▶ [What is required]:
Gather all lines in the entries below that include the word "안전율은".

▶ [Raw records]:
-=-=-
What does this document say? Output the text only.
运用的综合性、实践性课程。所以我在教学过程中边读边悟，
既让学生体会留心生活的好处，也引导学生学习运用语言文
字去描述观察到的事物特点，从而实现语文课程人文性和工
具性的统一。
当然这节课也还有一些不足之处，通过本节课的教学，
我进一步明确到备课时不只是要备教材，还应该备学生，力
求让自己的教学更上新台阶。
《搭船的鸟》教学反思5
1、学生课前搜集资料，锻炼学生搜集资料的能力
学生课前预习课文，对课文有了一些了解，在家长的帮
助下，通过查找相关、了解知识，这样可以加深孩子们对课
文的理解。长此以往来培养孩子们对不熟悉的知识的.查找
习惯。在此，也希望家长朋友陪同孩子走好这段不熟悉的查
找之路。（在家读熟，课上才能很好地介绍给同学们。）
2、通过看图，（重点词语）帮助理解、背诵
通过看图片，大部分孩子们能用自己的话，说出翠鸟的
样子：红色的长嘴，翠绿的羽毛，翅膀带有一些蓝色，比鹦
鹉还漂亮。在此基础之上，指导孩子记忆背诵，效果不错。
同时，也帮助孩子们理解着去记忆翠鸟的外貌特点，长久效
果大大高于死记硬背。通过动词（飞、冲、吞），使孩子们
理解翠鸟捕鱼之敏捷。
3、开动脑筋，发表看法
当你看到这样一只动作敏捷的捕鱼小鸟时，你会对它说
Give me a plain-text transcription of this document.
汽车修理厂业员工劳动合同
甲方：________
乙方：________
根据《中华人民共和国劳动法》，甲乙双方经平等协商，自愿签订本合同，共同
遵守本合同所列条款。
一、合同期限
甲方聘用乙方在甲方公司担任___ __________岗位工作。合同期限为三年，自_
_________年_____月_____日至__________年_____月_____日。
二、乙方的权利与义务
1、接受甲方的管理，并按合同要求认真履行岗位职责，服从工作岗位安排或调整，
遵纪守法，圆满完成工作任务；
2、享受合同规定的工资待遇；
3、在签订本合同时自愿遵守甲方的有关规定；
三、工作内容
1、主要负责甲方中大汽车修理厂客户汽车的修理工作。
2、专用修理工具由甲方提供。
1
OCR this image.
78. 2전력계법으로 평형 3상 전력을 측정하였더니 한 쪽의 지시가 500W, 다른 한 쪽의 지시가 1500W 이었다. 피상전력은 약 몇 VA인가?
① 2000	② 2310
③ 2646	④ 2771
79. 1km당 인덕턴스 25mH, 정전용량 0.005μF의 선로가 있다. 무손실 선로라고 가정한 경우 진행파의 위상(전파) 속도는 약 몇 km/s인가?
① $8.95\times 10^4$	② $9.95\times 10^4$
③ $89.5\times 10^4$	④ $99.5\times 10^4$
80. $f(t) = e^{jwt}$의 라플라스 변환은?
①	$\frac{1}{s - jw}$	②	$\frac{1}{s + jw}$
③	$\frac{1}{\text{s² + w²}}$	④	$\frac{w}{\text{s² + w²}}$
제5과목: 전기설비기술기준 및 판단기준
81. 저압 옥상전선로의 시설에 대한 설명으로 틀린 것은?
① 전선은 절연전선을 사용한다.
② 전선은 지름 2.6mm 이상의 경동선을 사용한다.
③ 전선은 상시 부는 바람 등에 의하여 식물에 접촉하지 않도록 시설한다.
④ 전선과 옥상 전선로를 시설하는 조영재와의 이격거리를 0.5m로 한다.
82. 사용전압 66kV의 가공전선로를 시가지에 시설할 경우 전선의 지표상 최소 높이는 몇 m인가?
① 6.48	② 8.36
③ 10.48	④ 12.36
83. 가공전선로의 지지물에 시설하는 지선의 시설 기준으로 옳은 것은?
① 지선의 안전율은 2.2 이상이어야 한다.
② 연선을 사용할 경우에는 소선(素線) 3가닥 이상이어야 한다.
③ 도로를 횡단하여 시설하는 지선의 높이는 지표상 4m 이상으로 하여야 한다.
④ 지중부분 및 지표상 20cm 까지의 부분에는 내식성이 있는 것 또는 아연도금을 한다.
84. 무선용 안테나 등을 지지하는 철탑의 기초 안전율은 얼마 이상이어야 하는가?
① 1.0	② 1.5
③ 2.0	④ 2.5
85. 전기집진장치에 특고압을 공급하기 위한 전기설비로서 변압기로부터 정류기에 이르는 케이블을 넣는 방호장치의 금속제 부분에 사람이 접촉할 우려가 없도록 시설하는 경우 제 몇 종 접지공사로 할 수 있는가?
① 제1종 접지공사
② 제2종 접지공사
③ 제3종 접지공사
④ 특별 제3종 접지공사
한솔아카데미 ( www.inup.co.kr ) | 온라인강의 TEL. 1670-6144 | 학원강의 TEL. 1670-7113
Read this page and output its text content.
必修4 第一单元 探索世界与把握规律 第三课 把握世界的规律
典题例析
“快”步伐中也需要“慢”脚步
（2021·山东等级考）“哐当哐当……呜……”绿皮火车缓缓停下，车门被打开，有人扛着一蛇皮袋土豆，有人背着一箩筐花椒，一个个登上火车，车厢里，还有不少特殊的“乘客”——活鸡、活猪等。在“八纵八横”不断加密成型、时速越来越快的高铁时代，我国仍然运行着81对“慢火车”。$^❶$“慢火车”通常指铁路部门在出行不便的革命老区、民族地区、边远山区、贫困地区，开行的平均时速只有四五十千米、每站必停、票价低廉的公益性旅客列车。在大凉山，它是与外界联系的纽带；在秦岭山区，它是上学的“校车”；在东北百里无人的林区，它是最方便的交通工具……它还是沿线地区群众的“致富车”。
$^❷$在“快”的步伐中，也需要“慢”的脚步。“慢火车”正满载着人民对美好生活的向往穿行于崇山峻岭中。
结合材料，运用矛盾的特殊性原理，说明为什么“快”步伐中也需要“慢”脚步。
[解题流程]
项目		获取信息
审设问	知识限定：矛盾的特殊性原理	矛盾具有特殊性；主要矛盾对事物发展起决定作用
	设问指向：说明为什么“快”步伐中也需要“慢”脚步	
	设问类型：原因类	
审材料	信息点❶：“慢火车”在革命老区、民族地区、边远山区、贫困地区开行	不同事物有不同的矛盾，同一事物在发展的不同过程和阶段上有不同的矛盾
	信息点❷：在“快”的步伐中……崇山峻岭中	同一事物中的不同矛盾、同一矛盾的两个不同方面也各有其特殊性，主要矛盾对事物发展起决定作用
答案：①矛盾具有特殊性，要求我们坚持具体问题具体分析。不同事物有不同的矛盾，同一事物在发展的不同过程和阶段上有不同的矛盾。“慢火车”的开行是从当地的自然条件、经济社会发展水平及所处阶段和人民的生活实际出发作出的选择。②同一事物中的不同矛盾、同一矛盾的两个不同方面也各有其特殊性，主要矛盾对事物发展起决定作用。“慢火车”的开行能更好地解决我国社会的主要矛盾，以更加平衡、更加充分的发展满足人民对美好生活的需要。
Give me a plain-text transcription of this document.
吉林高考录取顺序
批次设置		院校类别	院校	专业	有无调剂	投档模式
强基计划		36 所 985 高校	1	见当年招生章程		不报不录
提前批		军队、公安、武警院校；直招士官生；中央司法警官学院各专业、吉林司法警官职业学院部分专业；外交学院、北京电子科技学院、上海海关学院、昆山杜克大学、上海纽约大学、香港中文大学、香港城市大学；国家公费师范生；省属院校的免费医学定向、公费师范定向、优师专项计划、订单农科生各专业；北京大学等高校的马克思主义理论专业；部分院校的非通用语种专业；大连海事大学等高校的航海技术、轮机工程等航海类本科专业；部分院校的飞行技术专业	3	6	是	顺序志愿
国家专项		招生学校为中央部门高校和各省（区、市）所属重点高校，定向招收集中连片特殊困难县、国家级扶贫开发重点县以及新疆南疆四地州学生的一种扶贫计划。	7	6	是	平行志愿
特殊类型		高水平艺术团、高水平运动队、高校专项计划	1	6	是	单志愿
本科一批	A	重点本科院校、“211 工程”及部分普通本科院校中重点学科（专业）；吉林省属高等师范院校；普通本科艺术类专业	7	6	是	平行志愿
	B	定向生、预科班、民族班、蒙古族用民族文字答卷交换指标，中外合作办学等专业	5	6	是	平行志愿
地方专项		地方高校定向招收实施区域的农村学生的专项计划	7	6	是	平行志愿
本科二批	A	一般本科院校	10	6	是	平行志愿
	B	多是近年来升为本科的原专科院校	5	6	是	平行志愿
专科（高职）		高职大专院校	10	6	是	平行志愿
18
-=-=-
▶ [Result]:
① 지선의 안전율은 2.2 이상이어야 한다.
84. 무선용 안테나 등을 지지하는 철탑의 기초 안전율은 얼마 이상이어야 하는가?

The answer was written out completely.